SHORT EXERCISE
Type every record exactly as it appears.

RECORDED DATA
.....

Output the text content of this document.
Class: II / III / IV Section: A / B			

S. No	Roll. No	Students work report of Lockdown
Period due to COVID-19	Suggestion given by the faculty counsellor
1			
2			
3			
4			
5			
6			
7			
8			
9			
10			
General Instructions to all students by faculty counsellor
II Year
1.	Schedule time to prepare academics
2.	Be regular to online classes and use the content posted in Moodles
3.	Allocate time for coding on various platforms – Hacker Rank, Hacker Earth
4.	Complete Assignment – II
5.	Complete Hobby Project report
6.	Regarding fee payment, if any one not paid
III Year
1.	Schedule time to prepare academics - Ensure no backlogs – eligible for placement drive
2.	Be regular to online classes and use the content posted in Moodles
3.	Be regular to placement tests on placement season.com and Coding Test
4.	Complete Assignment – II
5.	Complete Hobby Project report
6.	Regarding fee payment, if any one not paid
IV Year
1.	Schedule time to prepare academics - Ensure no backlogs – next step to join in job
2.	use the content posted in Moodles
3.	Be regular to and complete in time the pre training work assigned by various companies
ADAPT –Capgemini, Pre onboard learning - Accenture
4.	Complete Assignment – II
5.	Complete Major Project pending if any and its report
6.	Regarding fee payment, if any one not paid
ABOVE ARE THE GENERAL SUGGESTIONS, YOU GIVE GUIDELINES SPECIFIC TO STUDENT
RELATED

.....

EXERCISE RESPONSE
Output the text content of this document.
Class: II / III / IV Section: A / B			

S. No	Roll. No	Students work report of Lockdown
Period due to COVID-19	Suggestion given by the faculty counsellor
1			
2			
3			
4			
5			
6			
7			
8			
9			
10			
General Instructions to all students by faculty counsellor
II Year
1.	Schedule time to prepare academics
2.	Be regular to online classes and use the content posted in Moodles
3.	Allocate time for coding on various platforms – Hacker Rank, Hacker Earth
4.	Complete Assignment – II
5.	Complete Hobby Project report
6.	Regarding fee payment, if any one not paid
III Year
1.	Schedule time to prepare academics - Ensure no backlogs – eligible for placement drive
2.	Be regular to online classes and use the content posted in Moodles
3.	Be regular to placement tests on placement season.com and Coding Test
4.	Complete Assignment – II
5.	Complete Hobby Project report
6.	Regarding fee payment, if any one not paid
IV Year
1.	Schedule time to prepare academics - Ensure no backlogs – next step to join in job
2.	use the content posted in Moodles
3.	Be regular to and complete in time the pre training work assigned by various companies
ADAPT –Capgemini, Pre onboard learning - Accenture
4.	Complete Assignment – II
5.	Complete Major Project pending if any and its report
6.	Regarding fee payment, if any one not paid
ABOVE ARE THE GENERAL SUGGESTIONS, YOU GIVE GUIDELINES SPECIFIC TO STUDENT
RELATED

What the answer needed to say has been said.